* [THE TASK] Extract every line of the material that holds the string "เศวต".

* [LISTING]
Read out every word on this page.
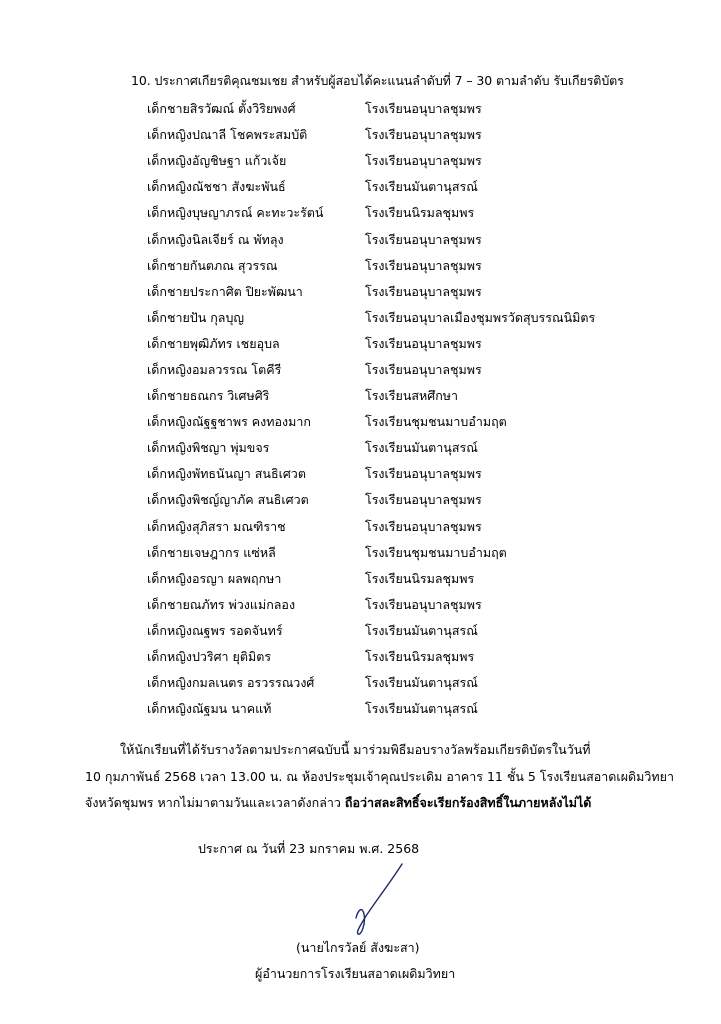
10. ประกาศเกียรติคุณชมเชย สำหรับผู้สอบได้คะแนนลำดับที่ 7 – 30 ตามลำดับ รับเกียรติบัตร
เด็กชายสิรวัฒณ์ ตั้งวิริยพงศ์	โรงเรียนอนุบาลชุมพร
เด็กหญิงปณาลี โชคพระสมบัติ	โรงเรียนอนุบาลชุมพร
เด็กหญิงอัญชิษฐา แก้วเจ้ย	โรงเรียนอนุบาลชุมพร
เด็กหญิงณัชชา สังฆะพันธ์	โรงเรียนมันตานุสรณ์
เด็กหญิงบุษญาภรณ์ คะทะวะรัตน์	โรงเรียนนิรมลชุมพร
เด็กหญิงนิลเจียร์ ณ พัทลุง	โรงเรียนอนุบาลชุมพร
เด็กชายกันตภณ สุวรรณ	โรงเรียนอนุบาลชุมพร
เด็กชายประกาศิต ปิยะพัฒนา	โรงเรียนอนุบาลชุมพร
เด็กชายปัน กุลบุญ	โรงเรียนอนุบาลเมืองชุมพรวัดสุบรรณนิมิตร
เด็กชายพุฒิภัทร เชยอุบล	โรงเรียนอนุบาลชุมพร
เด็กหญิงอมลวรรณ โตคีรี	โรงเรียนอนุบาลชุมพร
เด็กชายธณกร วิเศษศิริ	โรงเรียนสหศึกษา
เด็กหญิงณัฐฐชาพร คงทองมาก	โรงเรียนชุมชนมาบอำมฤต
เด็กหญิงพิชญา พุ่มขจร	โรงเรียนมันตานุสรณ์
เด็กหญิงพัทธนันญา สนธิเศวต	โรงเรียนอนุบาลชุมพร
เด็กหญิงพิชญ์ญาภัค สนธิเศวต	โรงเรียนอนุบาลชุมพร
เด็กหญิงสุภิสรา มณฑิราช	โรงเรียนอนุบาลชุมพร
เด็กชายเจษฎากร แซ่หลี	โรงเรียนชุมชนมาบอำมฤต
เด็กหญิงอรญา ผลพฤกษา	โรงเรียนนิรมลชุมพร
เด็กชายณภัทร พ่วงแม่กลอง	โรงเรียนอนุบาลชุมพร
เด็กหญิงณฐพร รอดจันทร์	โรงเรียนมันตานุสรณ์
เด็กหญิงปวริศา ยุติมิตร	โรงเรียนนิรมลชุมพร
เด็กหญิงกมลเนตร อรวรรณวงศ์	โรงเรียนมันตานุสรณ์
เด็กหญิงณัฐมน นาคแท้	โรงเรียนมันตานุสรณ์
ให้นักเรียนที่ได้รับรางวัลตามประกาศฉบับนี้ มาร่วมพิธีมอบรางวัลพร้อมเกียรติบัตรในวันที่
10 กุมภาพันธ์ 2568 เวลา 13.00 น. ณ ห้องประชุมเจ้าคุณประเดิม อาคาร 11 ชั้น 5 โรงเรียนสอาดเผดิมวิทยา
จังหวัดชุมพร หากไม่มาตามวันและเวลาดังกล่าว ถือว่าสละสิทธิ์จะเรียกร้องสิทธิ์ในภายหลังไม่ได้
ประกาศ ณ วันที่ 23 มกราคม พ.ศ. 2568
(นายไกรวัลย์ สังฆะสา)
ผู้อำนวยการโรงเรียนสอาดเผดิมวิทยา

* [WRITTEN RESPONSE]
เด็กหญิงพัทธนันญา สนธิเศวต	โรงเรียนอนุบาลชุมพร
เด็กหญิงพิชญ์ญาภัค สนธิเศวต	โรงเรียนอนุบาลชุมพร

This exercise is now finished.